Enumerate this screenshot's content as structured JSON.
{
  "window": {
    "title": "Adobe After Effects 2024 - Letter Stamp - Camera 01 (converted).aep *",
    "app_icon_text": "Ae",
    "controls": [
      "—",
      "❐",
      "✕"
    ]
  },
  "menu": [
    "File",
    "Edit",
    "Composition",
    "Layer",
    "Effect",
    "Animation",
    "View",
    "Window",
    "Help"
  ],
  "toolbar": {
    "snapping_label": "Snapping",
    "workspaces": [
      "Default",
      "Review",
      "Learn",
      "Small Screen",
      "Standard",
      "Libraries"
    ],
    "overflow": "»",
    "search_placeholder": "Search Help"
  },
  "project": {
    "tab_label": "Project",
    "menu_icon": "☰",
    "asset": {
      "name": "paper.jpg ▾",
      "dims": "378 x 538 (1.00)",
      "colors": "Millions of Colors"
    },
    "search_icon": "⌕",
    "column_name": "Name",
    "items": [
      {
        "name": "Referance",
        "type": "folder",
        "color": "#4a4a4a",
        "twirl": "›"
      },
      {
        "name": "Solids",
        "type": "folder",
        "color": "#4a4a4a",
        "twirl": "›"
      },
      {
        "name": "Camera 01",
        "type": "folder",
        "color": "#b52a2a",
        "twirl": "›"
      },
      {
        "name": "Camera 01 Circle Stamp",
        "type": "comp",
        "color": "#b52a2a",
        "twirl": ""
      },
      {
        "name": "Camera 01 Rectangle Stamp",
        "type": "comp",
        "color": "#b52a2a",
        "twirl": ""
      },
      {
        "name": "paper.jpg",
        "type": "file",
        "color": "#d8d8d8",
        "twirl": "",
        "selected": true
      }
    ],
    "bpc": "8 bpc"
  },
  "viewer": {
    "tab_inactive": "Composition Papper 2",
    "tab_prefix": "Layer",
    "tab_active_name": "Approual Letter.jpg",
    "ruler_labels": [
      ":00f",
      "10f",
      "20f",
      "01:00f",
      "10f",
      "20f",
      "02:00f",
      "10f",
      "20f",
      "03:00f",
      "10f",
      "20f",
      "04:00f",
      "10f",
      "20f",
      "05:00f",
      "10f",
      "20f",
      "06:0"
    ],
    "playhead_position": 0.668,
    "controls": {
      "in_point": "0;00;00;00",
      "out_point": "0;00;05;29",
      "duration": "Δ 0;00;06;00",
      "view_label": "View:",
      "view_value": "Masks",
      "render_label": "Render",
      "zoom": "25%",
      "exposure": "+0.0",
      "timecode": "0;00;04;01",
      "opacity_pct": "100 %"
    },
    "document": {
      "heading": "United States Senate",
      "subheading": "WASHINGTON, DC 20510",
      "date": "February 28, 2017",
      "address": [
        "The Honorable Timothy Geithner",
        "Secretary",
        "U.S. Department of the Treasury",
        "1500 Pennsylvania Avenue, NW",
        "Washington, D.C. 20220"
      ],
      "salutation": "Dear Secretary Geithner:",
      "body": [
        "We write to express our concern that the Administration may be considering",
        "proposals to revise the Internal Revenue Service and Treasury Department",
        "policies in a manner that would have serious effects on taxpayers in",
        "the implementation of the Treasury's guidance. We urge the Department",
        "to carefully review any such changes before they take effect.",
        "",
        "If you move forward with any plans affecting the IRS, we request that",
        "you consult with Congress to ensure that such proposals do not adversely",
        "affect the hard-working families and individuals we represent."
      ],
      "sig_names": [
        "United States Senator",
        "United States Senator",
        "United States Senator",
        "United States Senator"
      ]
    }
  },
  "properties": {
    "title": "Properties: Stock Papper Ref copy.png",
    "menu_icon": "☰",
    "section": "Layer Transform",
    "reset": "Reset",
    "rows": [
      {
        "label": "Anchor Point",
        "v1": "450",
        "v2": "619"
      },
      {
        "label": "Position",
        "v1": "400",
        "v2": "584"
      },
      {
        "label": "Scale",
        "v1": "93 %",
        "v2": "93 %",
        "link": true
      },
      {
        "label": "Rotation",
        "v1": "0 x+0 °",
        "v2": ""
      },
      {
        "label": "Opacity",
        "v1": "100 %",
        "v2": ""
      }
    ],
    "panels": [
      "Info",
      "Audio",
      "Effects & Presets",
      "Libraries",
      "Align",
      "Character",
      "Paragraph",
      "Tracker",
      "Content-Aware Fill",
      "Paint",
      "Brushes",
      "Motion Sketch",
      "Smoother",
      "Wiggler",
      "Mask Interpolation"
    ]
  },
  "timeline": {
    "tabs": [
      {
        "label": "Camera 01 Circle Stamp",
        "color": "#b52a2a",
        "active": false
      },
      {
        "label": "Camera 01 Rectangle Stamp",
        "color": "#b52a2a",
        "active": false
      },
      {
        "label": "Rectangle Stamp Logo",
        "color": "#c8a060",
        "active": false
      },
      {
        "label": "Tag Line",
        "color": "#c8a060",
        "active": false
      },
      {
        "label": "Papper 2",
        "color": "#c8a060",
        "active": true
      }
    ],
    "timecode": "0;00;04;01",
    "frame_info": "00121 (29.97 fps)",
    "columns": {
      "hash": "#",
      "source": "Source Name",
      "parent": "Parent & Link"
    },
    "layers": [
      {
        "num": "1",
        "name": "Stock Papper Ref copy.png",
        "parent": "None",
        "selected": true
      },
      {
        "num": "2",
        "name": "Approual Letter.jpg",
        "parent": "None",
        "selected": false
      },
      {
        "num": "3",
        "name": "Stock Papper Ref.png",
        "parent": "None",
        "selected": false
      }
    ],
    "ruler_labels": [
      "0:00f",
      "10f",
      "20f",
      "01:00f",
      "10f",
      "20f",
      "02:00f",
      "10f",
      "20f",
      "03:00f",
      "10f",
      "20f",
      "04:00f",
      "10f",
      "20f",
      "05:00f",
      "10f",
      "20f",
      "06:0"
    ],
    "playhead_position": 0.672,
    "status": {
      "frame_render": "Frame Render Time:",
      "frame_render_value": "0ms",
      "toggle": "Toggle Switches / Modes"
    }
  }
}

## [WHAT NEEDS TO BE DONE]
Every entry should be output exactly as written, please.

## [WRITTEN ANSWER]
Enumerate this screenshot's content as structured JSON.
{
  "window": {
    "title": "Adobe After Effects 2024 - Letter Stamp - Camera 01 (converted).aep *",
    "app_icon_text": "Ae",
    "controls": [
      "—",
      "❐",
      "✕"
    ]
  },
  "menu": [
    "File",
    "Edit",
    "Composition",
    "Layer",
    "Effect",
    "Animation",
    "View",
    "Window",
    "Help"
  ],
  "toolbar": {
    "snapping_label": "Snapping",
    "workspaces": [
      "Default",
      "Review",
      "Learn",
      "Small Screen",
      "Standard",
      "Libraries"
    ],
    "overflow": "»",
    "search_placeholder": "Search Help"
  },
  "project": {
    "tab_label": "Project",
    "menu_icon": "☰",
    "asset": {
      "name": "paper.jpg ▾",
      "dims": "378 x 538 (1.00)",
      "colors": "Millions of Colors"
    },
    "search_icon": "⌕",
    "column_name": "Name",
    "items": [
      {
        "name": "Referance",
        "type": "folder",
        "color": "#4a4a4a",
        "twirl": "›"
      },
      {
        "name": "Solids",
        "type": "folder",
        "color": "#4a4a4a",
        "twirl": "›"
      },
      {
        "name": "Camera 01",
        "type": "folder",
        "color": "#b52a2a",
        "twirl": "›"
      },
      {
        "name": "Camera 01 Circle Stamp",
        "type": "comp",
        "color": "#b52a2a",
        "twirl": ""
      },
      {
        "name": "Camera 01 Rectangle Stamp",
        "type": "comp",
        "color": "#b52a2a",
        "twirl": ""
      },
      {
        "name": "paper.jpg",
        "type": "file",
        "color": "#d8d8d8",
        "twirl": "",
        "selected": true
      }
    ],
    "bpc": "8 bpc"
  },
  "viewer": {
    "tab_inactive": "Composition Papper 2",
    "tab_prefix": "Layer",
    "tab_active_name": "Approual Letter.jpg",
    "ruler_labels": [
      ":00f",
      "10f",
      "20f",
      "01:00f",
      "10f",
      "20f",
      "02:00f",
      "10f",
      "20f",
      "03:00f",
      "10f",
      "20f",
      "04:00f",
      "10f",
      "20f",
      "05:00f",
      "10f",
      "20f",
      "06:0"
    ],
    "playhead_position": 0.668,
    "controls": {
      "in_point": "0;00;00;00",
      "out_point": "0;00;05;29",
      "duration": "Δ 0;00;06;00",
      "view_label": "View:",
      "view_value": "Masks",
      "render_label": "Render",
      "zoom": "25%",
      "exposure": "+0.0",
      "timecode": "0;00;04;01",
      "opacity_pct": "100 %"
    },
    "document": {
      "heading": "United States Senate",
      "subheading": "WASHINGTON, DC 20510",
      "date": "February 28, 2017",
      "address": [
        "The Honorable Timothy Geithner",
        "Secretary",
        "U.S. Department of the Treasury",
        "1500 Pennsylvania Avenue, NW",
        "Washington, D.C. 20220"
      ],
      "salutation": "Dear Secretary Geithner:",
      "body": [
        "We write to express our concern that the Administration may be considering",
        "proposals to revise the Internal Revenue Service and Treasury Department",
        "policies in a manner that would have serious effects on taxpayers in",
        "the implementation of the Treasury's guidance. We urge the Department",
        "to carefully review any such changes before they take effect.",
        "",
        "If you move forward with any plans affecting the IRS, we request that",
        "you consult with Congress to ensure that such proposals do not adversely",
        "affect the hard-working families and individuals we represent."
      ],
      "sig_names": [
        "United States Senator",
        "United States Senator",
        "United States Senator",
        "United States Senator"
      ]
    }
  },
  "properties": {
    "title": "Properties: Stock Papper Ref copy.png",
    "menu_icon": "☰",
    "section": "Layer Transform",
    "reset": "Reset",
    "rows": [
      {
        "label": "Anchor Point",
        "v1": "450",
        "v2": "619"
      },
      {
        "label": "Position",
        "v1": "400",
        "v2": "584"
      },
      {
        "label": "Scale",
        "v1": "93 %",
        "v2": "93 %",
        "link": true
      },
      {
        "label": "Rotation",
        "v1": "0 x+0 °",
        "v2": ""
      },
      {
        "label": "Opacity",
        "v1": "100 %",
        "v2": ""
      }
    ],
    "panels": [
      "Info",
      "Audio",
      "Effects & Presets",
      "Libraries",
      "Align",
      "Character",
      "Paragraph",
      "Tracker",
      "Content-Aware Fill",
      "Paint",
      "Brushes",
      "Motion Sketch",
      "Smoother",
      "Wiggler",
      "Mask Interpolation"
    ]
  },
  "timeline": {
    "tabs": [
      {
        "label": "Camera 01 Circle Stamp",
        "color": "#b52a2a",
        "active": false
      },
      {
        "label": "Camera 01 Rectangle Stamp",
        "color": "#b52a2a",
        "active": false
      },
      {
        "label": "Rectangle Stamp Logo",
        "color": "#c8a060",
        "active": false
      },
      {
        "label": "Tag Line",
        "color": "#c8a060",
        "active": false
      },
      {
        "label": "Papper 2",
        "color": "#c8a060",
        "active": true
      }
    ],
    "timecode": "0;00;04;01",
    "frame_info": "00121 (29.97 fps)",
    "columns": {
      "hash": "#",
      "source": "Source Name",
      "parent": "Parent & Link"
    },
    "layers": [
      {
        "num": "1",
        "name": "Stock Papper Ref copy.png",
        "parent": "None",
        "selected": true
      },
      {
        "num": "2",
        "name": "Approual Letter.jpg",
        "parent": "None",
        "selected": false
      },
      {
        "num": "3",
        "name": "Stock Papper Ref.png",
        "parent": "None",
        "selected": false
      }
    ],
    "ruler_labels": [
      "0:00f",
      "10f",
      "20f",
      "01:00f",
      "10f",
      "20f",
      "02:00f",
      "10f",
      "20f",
      "03:00f",
      "10f",
      "20f",
      "04:00f",
      "10f",
      "20f",
      "05:00f",
      "10f",
      "20f",
      "06:0"
    ],
    "playhead_position": 0.672,
    "status": {
      "frame_render": "Frame Render Time:",
      "frame_render_value": "0ms",
      "toggle": "Toggle Switches / Modes"
    }
  }
}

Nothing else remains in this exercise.